● **PROBLEM DESCRIPTION**
Extract every line that contains the string "Gotowość".

● **RECORDED INFORMATION**

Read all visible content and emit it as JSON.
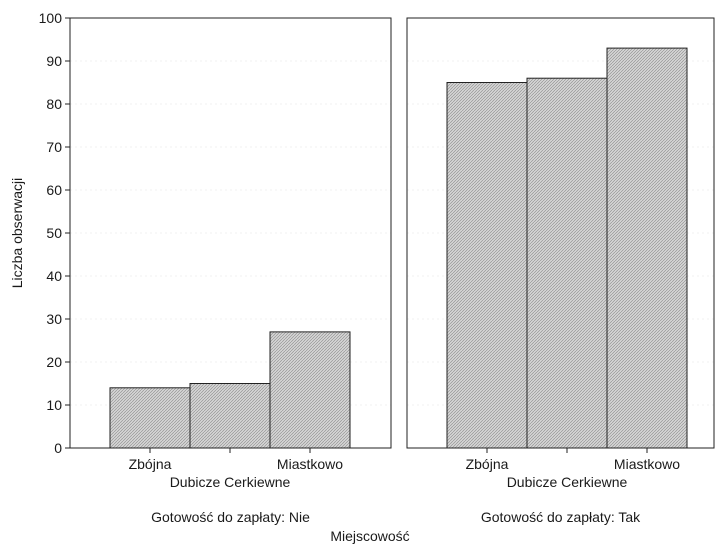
{
  "chart_data": {
    "type": "bar",
    "ylabel": "Liczba obserwacji",
    "xlabel": "Miejscowość",
    "ylim": [
      0,
      100
    ],
    "yticks": [
      0,
      10,
      20,
      30,
      40,
      50,
      60,
      70,
      80,
      90,
      100
    ],
    "grid": false,
    "categories": [
      "Zbójna",
      "Dubicze Cerkiewne",
      "Miastkowo"
    ],
    "panels": [
      {
        "label": "Gotowość do zapłaty: Nie",
        "values": [
          14,
          15,
          27
        ]
      },
      {
        "label": "Gotowość do zapłaty: Tak",
        "values": [
          85,
          86,
          93
        ]
      }
    ],
    "bar_fill": "#c8c8c8",
    "bar_stroke": "#222222"
  }
}
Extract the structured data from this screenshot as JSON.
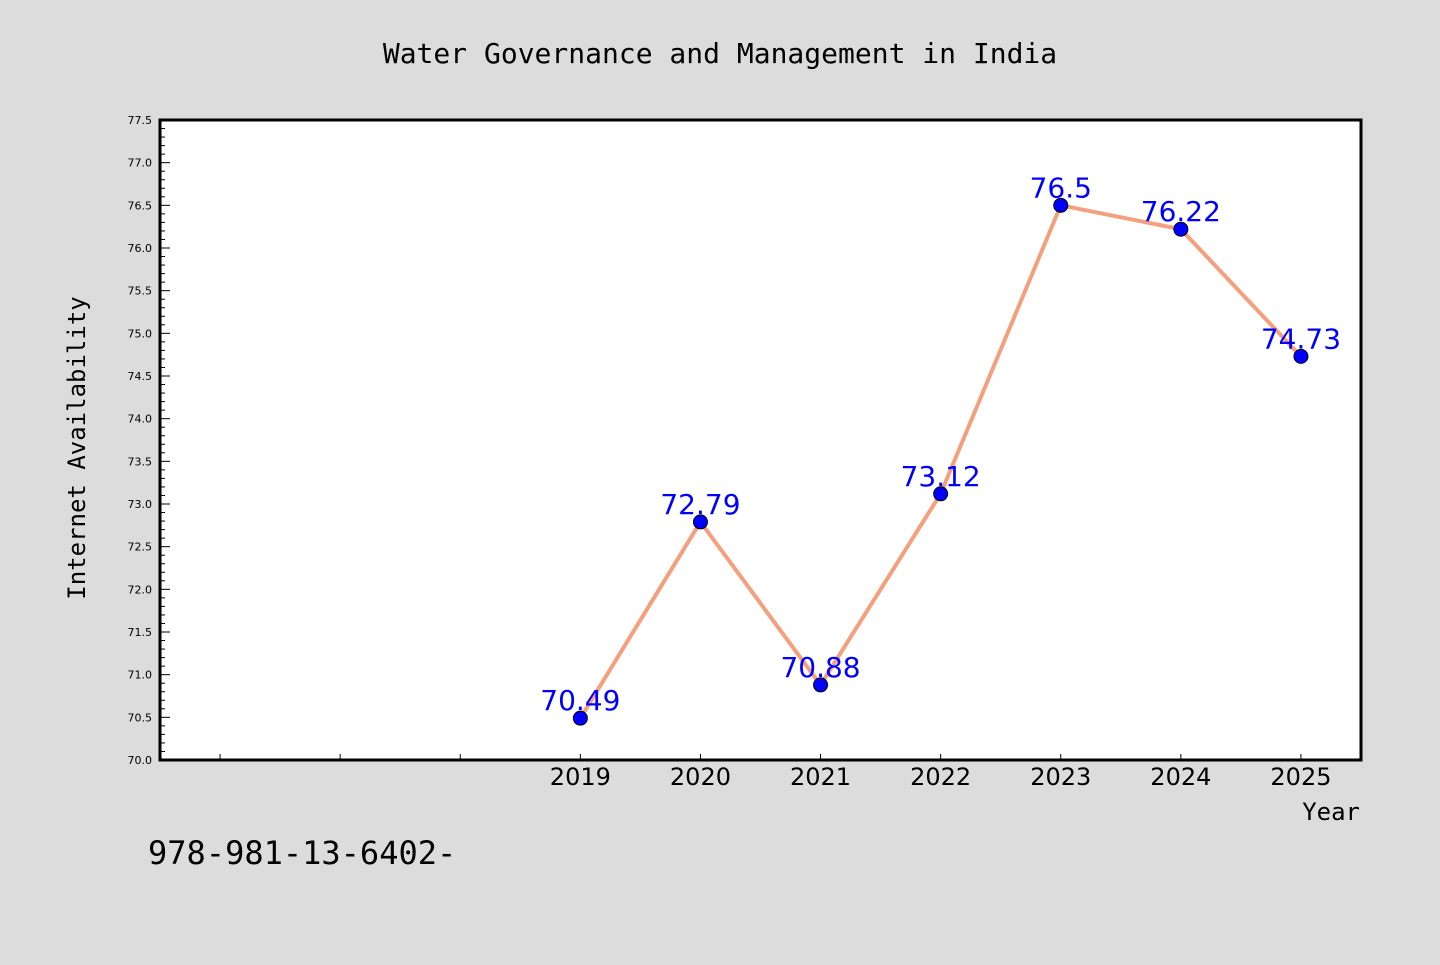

● **RESPONSE TO THIS TASK**
        "label": "Gotowość do zapłaty: Nie",
        "label": "Gotowość do zapłaty: Tak",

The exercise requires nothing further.